» TASK OBJECTIVE
In the entries below, identify every line with the string "name" and copy it.

##### MATERIAL SUPPLIED

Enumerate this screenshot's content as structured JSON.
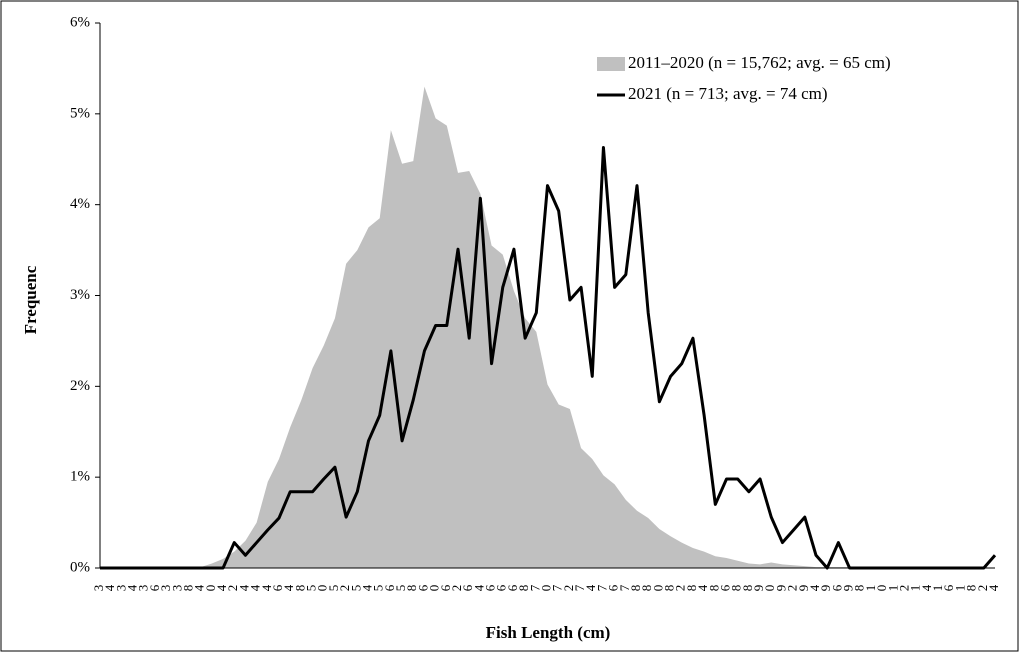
{
  "chart_data": {
    "type": "combo",
    "x_label": "Fish Length (cm)",
    "y_label": "Frequenc",
    "categories": [
      "3",
      "4",
      "3",
      "4",
      "3",
      "6",
      "3",
      "3",
      "8",
      "4",
      "0",
      "4",
      "2",
      "4",
      "4",
      "4",
      "6",
      "4",
      "8",
      "5",
      "0",
      "5",
      "2",
      "5",
      "4",
      "5",
      "6",
      "5",
      "8",
      "6",
      "0",
      "6",
      "2",
      "6",
      "4",
      "6",
      "6",
      "6",
      "8",
      "7",
      "0",
      "7",
      "2",
      "7",
      "4",
      "7",
      "6",
      "7",
      "8",
      "8",
      "0",
      "8",
      "2",
      "8",
      "4",
      "8",
      "6",
      "8",
      "8",
      "9",
      "0",
      "9",
      "2",
      "9",
      "4",
      "9",
      "6",
      "9",
      "8",
      "1",
      "0",
      "1",
      "2",
      "1",
      "4",
      "1",
      "6",
      "1",
      "8",
      "2",
      "4"
    ],
    "series": [
      {
        "name": "2011–2020 (n = 15,762; avg. = 65 cm)",
        "type": "area",
        "color": "#c0c0c0",
        "values": [
          0,
          0,
          0,
          0,
          0,
          0,
          0,
          0,
          0,
          0.01,
          0.05,
          0.1,
          0.18,
          0.3,
          0.5,
          0.95,
          1.2,
          1.55,
          1.85,
          2.2,
          2.45,
          2.75,
          3.35,
          3.5,
          3.75,
          3.85,
          4.82,
          4.45,
          4.48,
          5.3,
          4.95,
          4.87,
          4.35,
          4.37,
          4.12,
          3.55,
          3.45,
          3.05,
          2.75,
          2.6,
          2.02,
          1.8,
          1.75,
          1.32,
          1.2,
          1.02,
          0.92,
          0.75,
          0.63,
          0.55,
          0.43,
          0.35,
          0.28,
          0.22,
          0.18,
          0.13,
          0.11,
          0.08,
          0.05,
          0.04,
          0.06,
          0.04,
          0.03,
          0.02,
          0.01,
          0.01,
          0.01,
          0.01,
          0,
          0,
          0,
          0,
          0,
          0,
          0,
          0,
          0,
          0,
          0,
          0,
          0
        ]
      },
      {
        "name": "2021 (n = 713; avg. = 74 cm)",
        "type": "line",
        "color": "#000000",
        "values": [
          0,
          0,
          0,
          0,
          0,
          0,
          0,
          0,
          0,
          0,
          0,
          0,
          0.28,
          0.14,
          0.28,
          0.42,
          0.55,
          0.84,
          0.84,
          0.84,
          0.98,
          1.11,
          0.56,
          0.84,
          1.4,
          1.68,
          2.39,
          1.4,
          1.85,
          2.39,
          2.67,
          2.67,
          3.51,
          2.53,
          4.07,
          2.25,
          3.09,
          3.51,
          2.53,
          2.81,
          4.21,
          3.93,
          2.95,
          3.09,
          2.11,
          4.63,
          3.09,
          3.23,
          4.21,
          2.81,
          1.83,
          2.11,
          2.25,
          2.53,
          1.68,
          0.7,
          0.98,
          0.98,
          0.84,
          0.98,
          0.56,
          0.28,
          0.42,
          0.56,
          0.14,
          0,
          0.28,
          0,
          0,
          0,
          0,
          0,
          0,
          0,
          0,
          0,
          0,
          0,
          0,
          0,
          0.14
        ]
      }
    ],
    "ylim": [
      0,
      6
    ],
    "yticks": [
      {
        "value": 0,
        "label": "0%"
      },
      {
        "value": 1,
        "label": "1%"
      },
      {
        "value": 2,
        "label": "2%"
      },
      {
        "value": 3,
        "label": "3%"
      },
      {
        "value": 4,
        "label": "4%"
      },
      {
        "value": 5,
        "label": "5%"
      },
      {
        "value": 6,
        "label": "6%"
      }
    ],
    "grid": false,
    "legend": "top-right"
  }
}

##########

» EXERCISE OUTPUT
        "name": "2011–2020 (n = 15,762; avg. = 65 cm)",
        "name": "2021 (n = 713; avg. = 74 cm)",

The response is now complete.